§ What you should do: Print the entries verbatim, leaving out the images they contain.

§ Raw data:
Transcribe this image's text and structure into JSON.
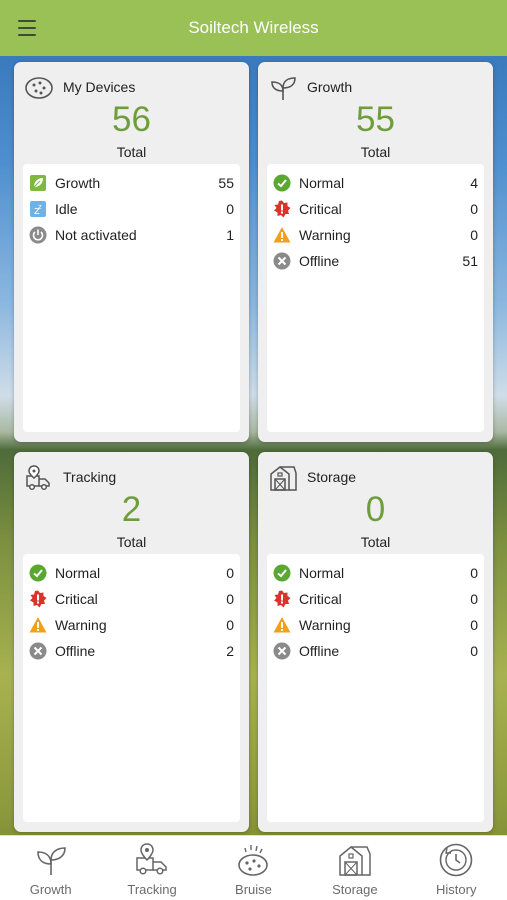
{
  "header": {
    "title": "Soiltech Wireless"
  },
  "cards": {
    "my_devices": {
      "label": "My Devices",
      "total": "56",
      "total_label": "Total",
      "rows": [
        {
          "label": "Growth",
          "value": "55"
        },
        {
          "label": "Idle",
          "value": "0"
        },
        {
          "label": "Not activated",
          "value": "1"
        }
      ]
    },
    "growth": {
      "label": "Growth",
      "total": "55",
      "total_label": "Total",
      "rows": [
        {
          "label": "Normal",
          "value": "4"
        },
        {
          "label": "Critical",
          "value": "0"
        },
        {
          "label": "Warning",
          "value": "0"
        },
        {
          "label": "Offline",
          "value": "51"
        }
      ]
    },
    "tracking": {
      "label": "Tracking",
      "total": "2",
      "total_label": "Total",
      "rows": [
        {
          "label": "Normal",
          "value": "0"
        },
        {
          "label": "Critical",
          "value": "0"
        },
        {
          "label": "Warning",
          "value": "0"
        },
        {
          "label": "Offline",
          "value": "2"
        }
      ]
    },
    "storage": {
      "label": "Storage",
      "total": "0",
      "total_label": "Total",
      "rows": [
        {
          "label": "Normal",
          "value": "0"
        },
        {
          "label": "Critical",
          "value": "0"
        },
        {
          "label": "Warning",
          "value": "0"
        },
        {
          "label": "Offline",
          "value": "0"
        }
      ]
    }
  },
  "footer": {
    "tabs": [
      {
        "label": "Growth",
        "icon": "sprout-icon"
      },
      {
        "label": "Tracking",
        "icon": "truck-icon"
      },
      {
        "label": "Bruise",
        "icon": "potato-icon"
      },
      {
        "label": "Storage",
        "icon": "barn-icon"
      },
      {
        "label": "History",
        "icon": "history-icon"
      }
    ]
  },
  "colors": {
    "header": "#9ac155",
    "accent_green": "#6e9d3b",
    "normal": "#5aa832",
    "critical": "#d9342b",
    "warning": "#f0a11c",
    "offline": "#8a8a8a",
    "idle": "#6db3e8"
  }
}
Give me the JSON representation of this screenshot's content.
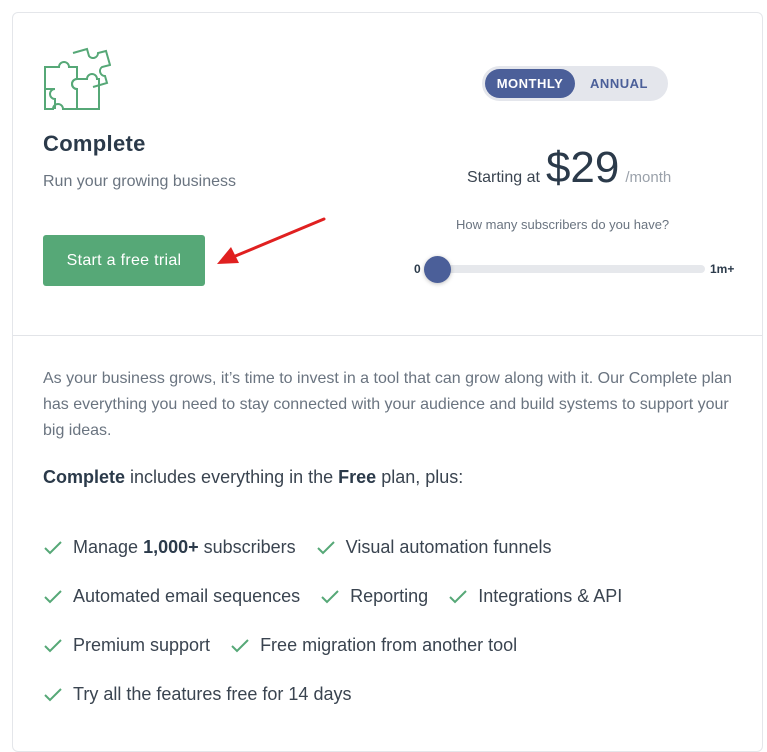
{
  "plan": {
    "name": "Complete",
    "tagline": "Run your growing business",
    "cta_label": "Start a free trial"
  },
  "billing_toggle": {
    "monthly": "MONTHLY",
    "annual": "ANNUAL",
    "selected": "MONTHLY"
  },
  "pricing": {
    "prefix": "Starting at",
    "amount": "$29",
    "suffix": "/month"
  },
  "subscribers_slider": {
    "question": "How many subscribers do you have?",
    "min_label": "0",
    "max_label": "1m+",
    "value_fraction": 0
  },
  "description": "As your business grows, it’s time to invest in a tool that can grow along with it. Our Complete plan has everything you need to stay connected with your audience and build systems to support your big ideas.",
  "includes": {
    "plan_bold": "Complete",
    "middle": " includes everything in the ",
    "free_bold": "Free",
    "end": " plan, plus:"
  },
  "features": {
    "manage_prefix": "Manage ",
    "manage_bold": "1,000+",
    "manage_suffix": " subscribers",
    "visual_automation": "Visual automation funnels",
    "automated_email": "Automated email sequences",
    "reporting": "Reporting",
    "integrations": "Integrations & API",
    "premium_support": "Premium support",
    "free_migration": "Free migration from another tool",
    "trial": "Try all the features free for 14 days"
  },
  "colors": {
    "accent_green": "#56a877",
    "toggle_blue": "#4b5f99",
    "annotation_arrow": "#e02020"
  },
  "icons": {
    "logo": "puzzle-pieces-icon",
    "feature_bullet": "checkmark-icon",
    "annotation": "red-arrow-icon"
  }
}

§ Exercise solution:
Transcribe this image's text and structure into JSON.
{
  "header": {
    "title": "Soiltech Wireless"
  },
  "cards": {
    "my_devices": {
      "label": "My Devices",
      "total": "56",
      "total_label": "Total",
      "rows": [
        {
          "label": "Growth",
          "value": "55"
        },
        {
          "label": "Idle",
          "value": "0"
        },
        {
          "label": "Not activated",
          "value": "1"
        }
      ]
    },
    "growth": {
      "label": "Growth",
      "total": "55",
      "total_label": "Total",
      "rows": [
        {
          "label": "Normal",
          "value": "4"
        },
        {
          "label": "Critical",
          "value": "0"
        },
        {
          "label": "Warning",
          "value": "0"
        },
        {
          "label": "Offline",
          "value": "51"
        }
      ]
    },
    "tracking": {
      "label": "Tracking",
      "total": "2",
      "total_label": "Total",
      "rows": [
        {
          "label": "Normal",
          "value": "0"
        },
        {
          "label": "Critical",
          "value": "0"
        },
        {
          "label": "Warning",
          "value": "0"
        },
        {
          "label": "Offline",
          "value": "2"
        }
      ]
    },
    "storage": {
      "label": "Storage",
      "total": "0",
      "total_label": "Total",
      "rows": [
        {
          "label": "Normal",
          "value": "0"
        },
        {
          "label": "Critical",
          "value": "0"
        },
        {
          "label": "Warning",
          "value": "0"
        },
        {
          "label": "Offline",
          "value": "0"
        }
      ]
    }
  },
  "footer": {
    "tabs": [
      {
        "label": "Growth",
        "icon": "sprout-icon"
      },
      {
        "label": "Tracking",
        "icon": "truck-icon"
      },
      {
        "label": "Bruise",
        "icon": "potato-icon"
      },
      {
        "label": "Storage",
        "icon": "barn-icon"
      },
      {
        "label": "History",
        "icon": "history-icon"
      }
    ]
  },
  "colors": {
    "header": "#9ac155",
    "accent_green": "#6e9d3b",
    "normal": "#5aa832",
    "critical": "#d9342b",
    "warning": "#f0a11c",
    "offline": "#8a8a8a",
    "idle": "#6db3e8"
  }
}
Give me the JSON representation of this screenshot's content.
{
  "plan": {
    "name": "Complete",
    "tagline": "Run your growing business",
    "cta_label": "Start a free trial"
  },
  "billing_toggle": {
    "monthly": "MONTHLY",
    "annual": "ANNUAL",
    "selected": "MONTHLY"
  },
  "pricing": {
    "prefix": "Starting at",
    "amount": "$29",
    "suffix": "/month"
  },
  "subscribers_slider": {
    "question": "How many subscribers do you have?",
    "min_label": "0",
    "max_label": "1m+",
    "value_fraction": 0
  },
  "description": "As your business grows, it’s time to invest in a tool that can grow along with it. Our Complete plan has everything you need to stay connected with your audience and build systems to support your big ideas.",
  "includes": {
    "plan_bold": "Complete",
    "middle": " includes everything in the ",
    "free_bold": "Free",
    "end": " plan, plus:"
  },
  "features": {
    "manage_prefix": "Manage ",
    "manage_bold": "1,000+",
    "manage_suffix": " subscribers",
    "visual_automation": "Visual automation funnels",
    "automated_email": "Automated email sequences",
    "reporting": "Reporting",
    "integrations": "Integrations & API",
    "premium_support": "Premium support",
    "free_migration": "Free migration from another tool",
    "trial": "Try all the features free for 14 days"
  },
  "colors": {
    "accent_green": "#56a877",
    "toggle_blue": "#4b5f99",
    "annotation_arrow": "#e02020"
  },
  "icons": {
    "logo": "puzzle-pieces-icon",
    "feature_bullet": "checkmark-icon",
    "annotation": "red-arrow-icon"
  }
}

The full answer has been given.